• **Exercise prompt**:
Pick out every line with the word "Схема" and copy it.

• **Available records**:
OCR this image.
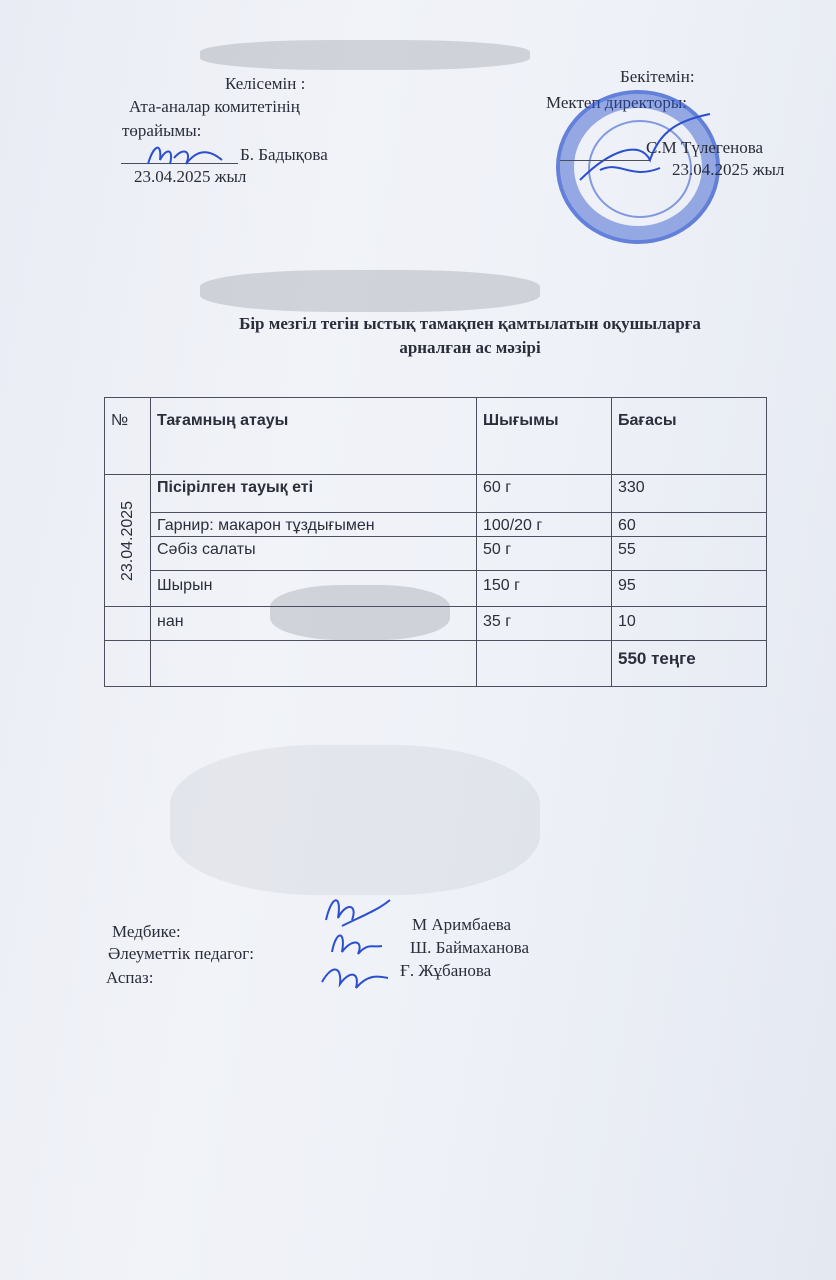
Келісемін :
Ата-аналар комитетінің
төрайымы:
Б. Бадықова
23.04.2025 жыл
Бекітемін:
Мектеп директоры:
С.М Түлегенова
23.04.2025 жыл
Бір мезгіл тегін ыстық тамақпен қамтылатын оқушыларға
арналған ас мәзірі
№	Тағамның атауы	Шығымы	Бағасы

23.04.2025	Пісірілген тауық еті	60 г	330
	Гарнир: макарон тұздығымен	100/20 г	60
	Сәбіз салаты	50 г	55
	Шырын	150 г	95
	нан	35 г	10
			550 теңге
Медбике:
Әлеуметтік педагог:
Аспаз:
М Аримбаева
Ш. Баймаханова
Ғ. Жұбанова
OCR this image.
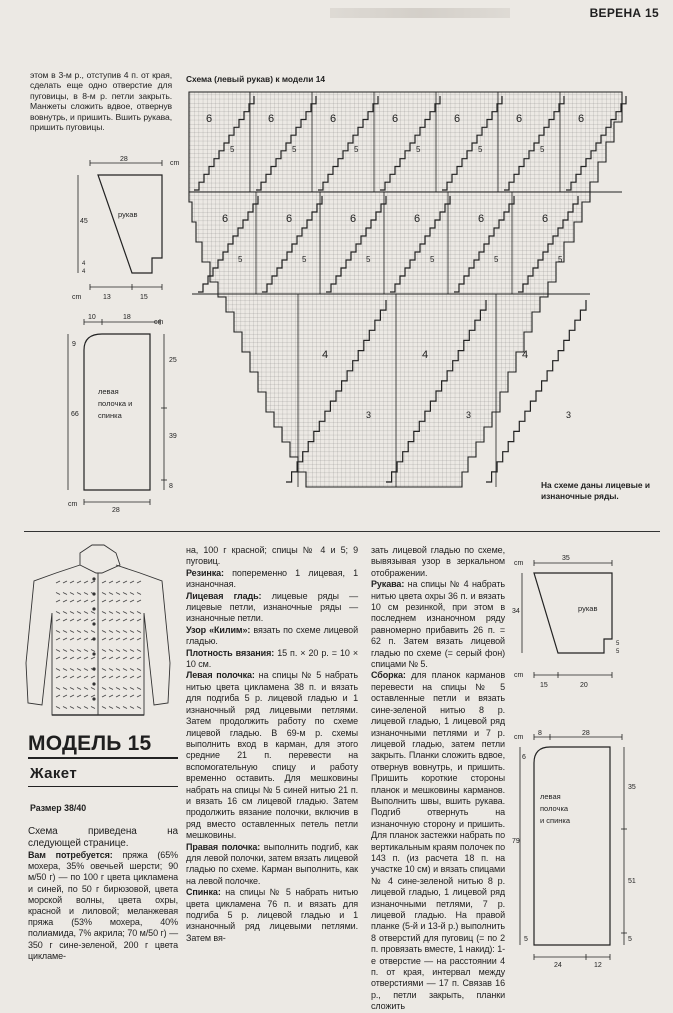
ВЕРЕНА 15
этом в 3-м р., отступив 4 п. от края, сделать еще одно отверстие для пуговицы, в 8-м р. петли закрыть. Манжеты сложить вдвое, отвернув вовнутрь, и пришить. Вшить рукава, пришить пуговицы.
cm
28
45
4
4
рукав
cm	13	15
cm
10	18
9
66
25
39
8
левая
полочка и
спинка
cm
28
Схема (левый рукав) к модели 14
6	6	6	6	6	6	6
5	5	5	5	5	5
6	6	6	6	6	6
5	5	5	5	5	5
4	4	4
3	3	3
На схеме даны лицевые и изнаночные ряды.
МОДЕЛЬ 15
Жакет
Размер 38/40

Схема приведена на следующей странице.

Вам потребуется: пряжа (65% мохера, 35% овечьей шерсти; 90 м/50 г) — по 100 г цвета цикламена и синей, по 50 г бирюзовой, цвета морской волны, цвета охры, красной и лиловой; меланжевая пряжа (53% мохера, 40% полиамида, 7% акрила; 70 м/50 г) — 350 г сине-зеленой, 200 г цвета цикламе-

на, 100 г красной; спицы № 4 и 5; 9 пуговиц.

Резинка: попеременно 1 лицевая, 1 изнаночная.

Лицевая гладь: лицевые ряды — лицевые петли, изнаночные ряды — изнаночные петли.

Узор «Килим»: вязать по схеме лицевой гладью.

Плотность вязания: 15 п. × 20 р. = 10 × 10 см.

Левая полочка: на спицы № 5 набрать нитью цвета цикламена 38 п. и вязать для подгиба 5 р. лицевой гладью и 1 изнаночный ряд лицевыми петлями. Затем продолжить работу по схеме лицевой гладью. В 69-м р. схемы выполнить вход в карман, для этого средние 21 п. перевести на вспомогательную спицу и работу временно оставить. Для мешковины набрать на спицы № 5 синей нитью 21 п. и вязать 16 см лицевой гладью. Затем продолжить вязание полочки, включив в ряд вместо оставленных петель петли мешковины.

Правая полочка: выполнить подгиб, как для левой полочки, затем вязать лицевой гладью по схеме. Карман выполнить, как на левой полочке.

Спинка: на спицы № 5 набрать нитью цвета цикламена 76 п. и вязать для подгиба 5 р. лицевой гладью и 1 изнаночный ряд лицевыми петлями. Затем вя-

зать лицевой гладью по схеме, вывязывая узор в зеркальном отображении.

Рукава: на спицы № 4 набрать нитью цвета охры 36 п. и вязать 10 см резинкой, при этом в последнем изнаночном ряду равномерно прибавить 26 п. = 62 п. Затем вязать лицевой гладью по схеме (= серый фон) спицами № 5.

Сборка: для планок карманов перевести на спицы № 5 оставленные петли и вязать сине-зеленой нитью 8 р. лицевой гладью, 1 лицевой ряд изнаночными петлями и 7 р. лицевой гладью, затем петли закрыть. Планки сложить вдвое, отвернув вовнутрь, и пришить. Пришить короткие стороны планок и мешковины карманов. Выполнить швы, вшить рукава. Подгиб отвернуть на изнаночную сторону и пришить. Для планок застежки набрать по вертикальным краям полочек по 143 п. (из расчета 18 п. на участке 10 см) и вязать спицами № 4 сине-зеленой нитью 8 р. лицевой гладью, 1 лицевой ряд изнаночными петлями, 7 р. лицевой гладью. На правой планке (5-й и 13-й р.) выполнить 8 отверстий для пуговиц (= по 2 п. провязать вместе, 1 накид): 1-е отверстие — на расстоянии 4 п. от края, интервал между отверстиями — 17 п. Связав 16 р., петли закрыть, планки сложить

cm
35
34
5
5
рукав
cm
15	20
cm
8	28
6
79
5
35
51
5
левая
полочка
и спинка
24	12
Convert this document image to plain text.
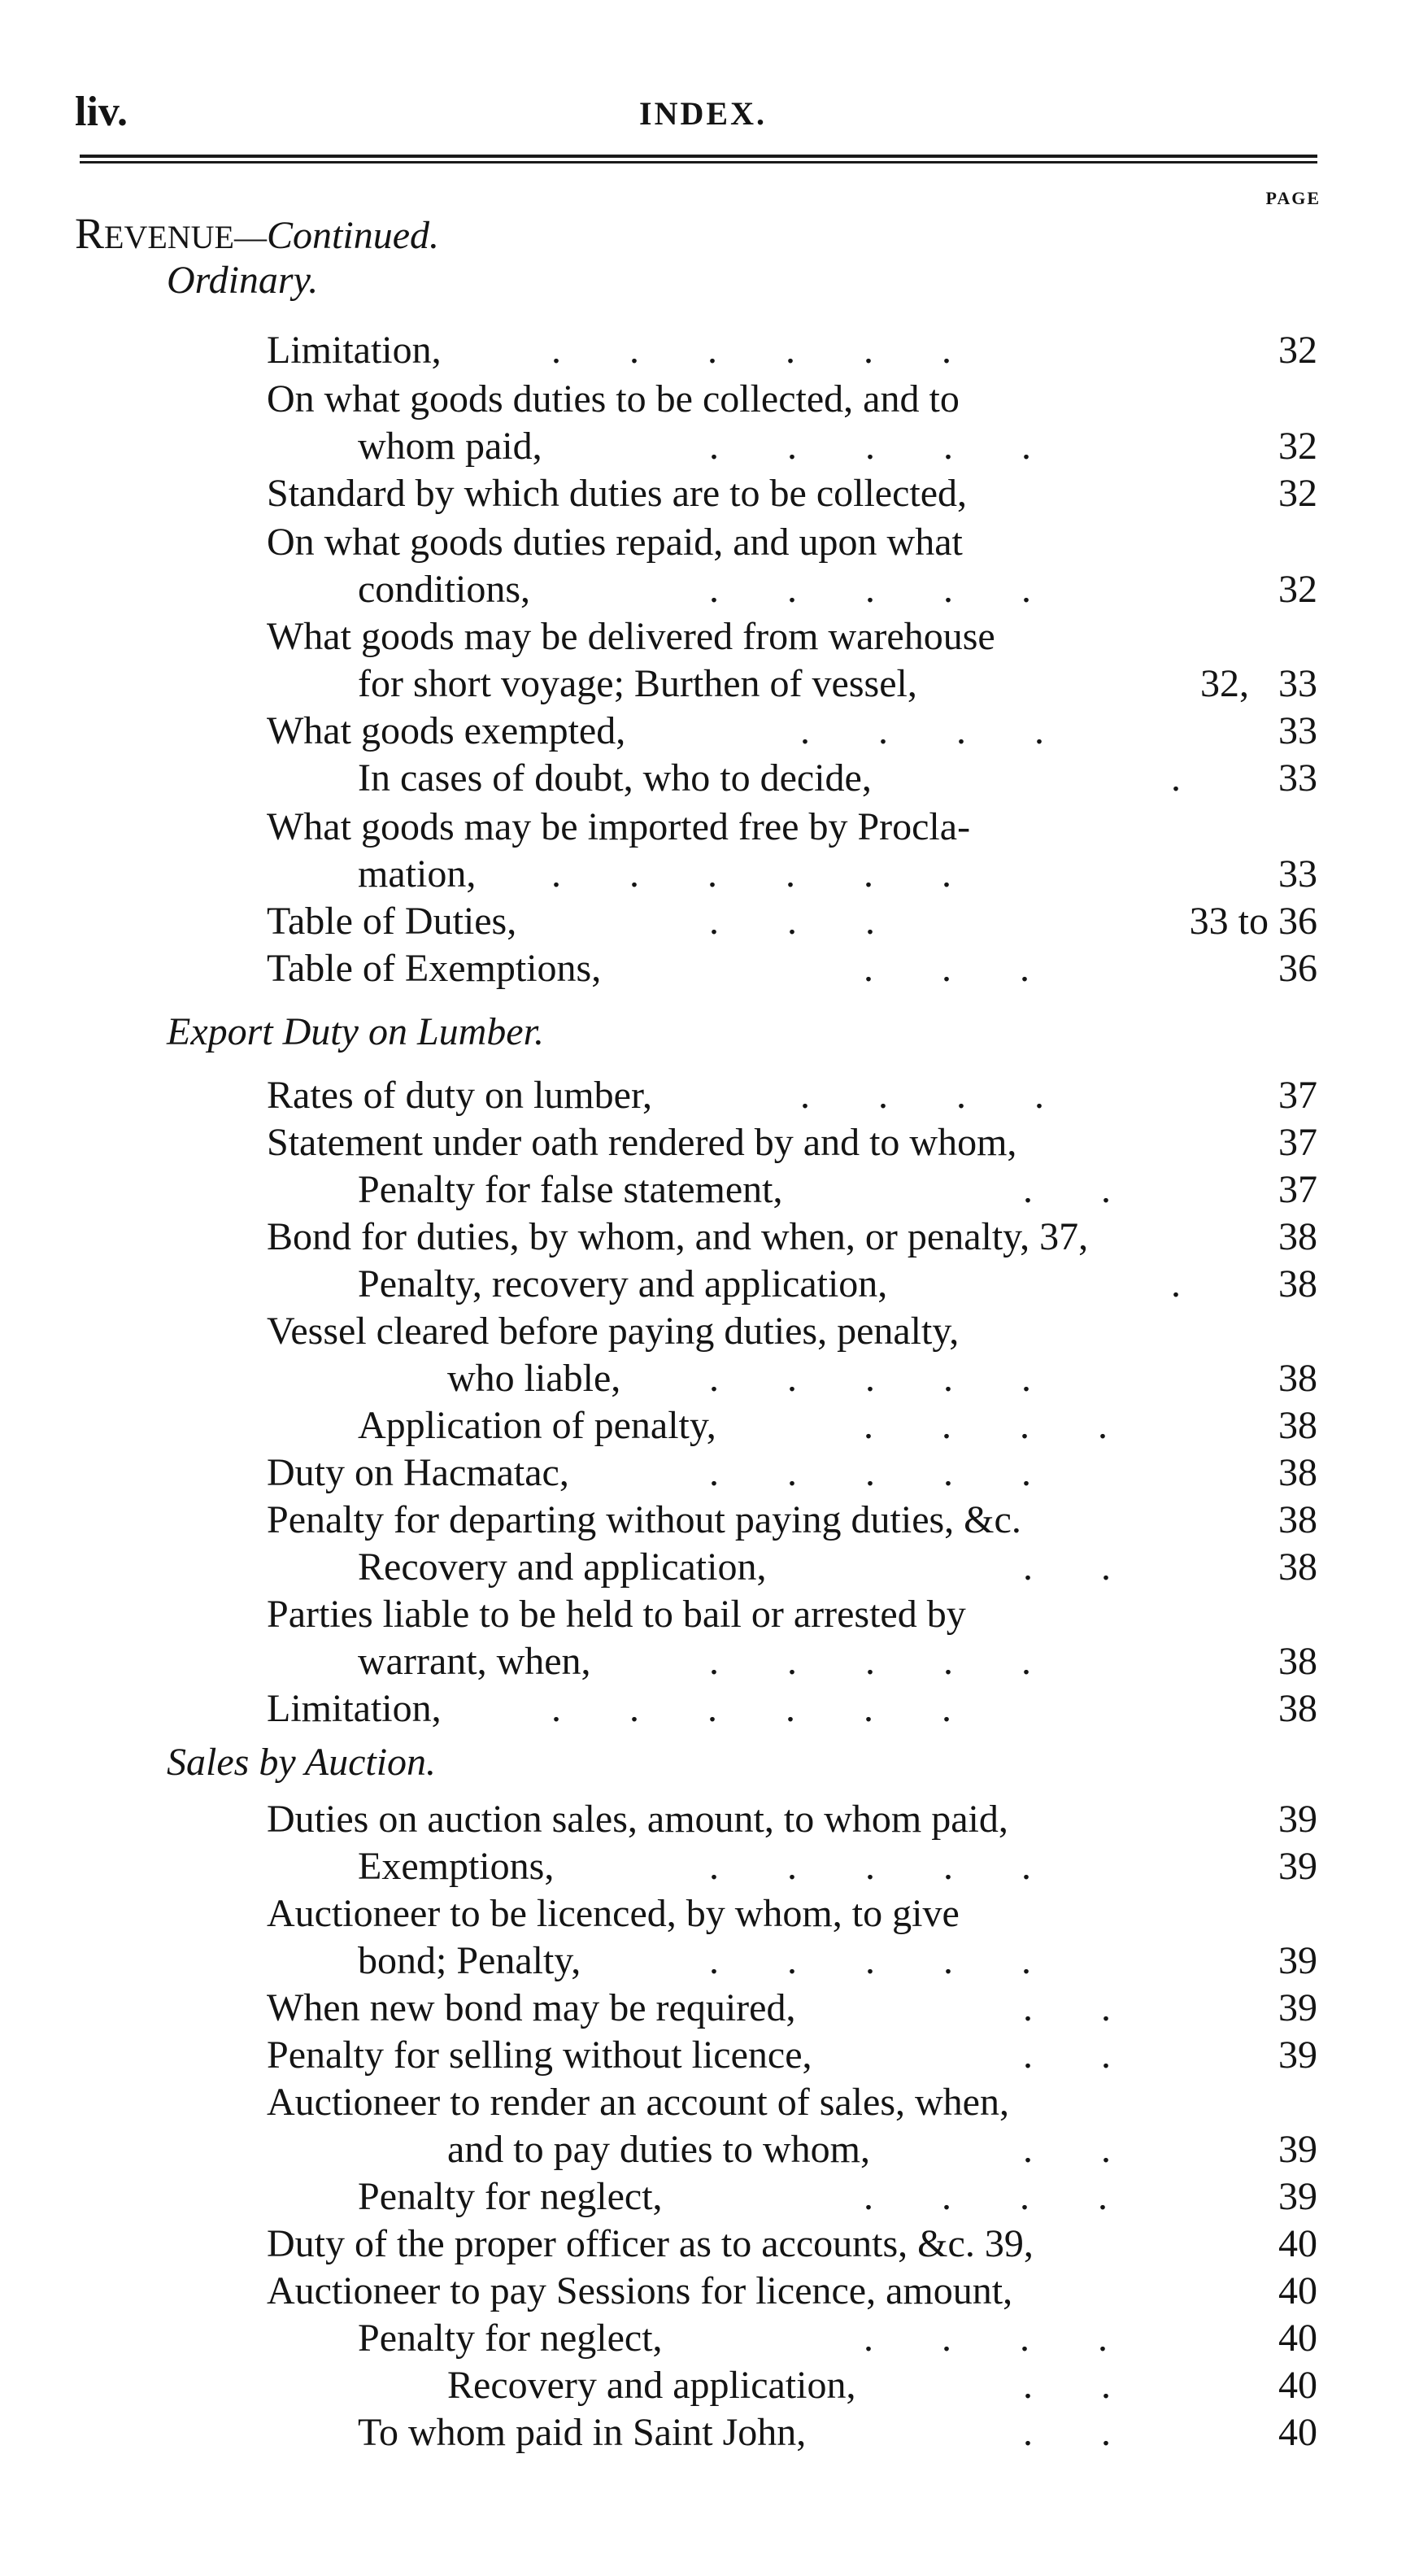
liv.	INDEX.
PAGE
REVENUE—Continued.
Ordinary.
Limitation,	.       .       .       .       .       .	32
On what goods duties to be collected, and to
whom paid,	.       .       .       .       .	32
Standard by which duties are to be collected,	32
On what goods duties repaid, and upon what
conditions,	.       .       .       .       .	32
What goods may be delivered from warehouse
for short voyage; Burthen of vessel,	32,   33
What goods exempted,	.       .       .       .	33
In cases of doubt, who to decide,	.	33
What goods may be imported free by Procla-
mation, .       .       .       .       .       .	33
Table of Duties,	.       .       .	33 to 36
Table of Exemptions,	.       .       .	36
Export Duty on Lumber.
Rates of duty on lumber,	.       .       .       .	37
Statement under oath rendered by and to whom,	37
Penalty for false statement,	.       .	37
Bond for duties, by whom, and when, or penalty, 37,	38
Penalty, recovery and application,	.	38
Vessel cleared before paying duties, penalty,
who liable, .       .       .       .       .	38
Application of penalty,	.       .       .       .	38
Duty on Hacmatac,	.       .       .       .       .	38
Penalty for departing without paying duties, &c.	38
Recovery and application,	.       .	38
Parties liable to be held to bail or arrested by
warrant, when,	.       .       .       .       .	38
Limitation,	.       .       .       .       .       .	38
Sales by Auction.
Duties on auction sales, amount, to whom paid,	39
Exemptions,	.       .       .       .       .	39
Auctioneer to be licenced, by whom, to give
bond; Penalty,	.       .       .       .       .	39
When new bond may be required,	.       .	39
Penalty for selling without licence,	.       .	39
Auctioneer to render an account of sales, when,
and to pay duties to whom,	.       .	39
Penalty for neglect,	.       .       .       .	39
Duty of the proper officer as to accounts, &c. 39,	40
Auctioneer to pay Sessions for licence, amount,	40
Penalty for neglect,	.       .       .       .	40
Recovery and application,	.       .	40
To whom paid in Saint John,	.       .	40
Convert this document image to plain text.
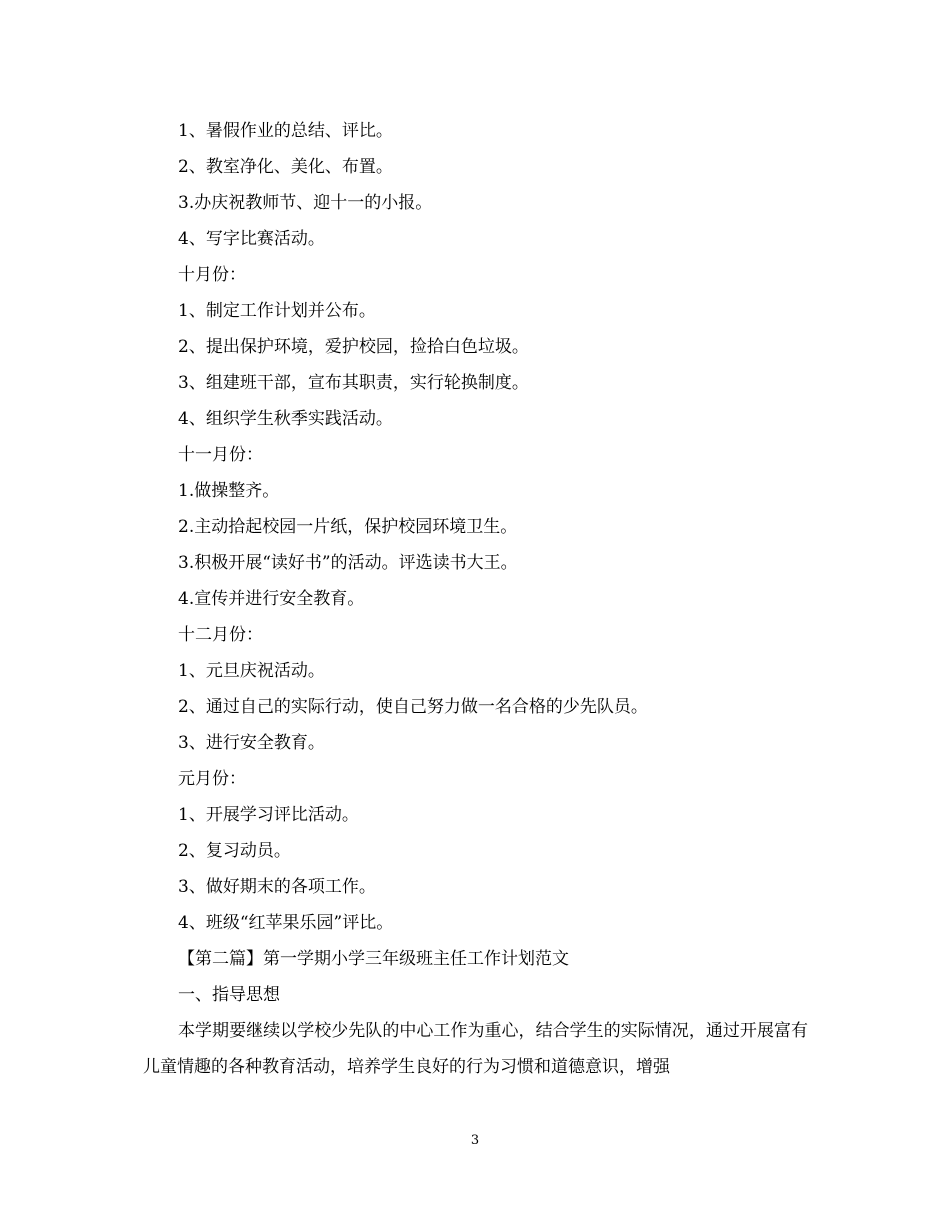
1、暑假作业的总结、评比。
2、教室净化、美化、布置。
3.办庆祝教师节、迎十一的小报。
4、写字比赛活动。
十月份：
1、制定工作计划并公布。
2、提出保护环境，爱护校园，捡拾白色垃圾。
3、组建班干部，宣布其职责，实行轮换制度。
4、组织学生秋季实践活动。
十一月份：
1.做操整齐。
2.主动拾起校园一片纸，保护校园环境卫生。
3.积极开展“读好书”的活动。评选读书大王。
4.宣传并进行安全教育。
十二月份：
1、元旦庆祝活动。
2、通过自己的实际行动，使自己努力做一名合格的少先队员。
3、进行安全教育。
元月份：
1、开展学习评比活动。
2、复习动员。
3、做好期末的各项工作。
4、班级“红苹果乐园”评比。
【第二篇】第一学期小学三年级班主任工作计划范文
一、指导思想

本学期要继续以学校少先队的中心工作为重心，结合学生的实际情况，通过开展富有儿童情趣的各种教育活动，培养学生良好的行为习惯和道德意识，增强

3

• **Exercise result**:
Схема (левый рукав) к модели 14
Схема приведена на следующей странице.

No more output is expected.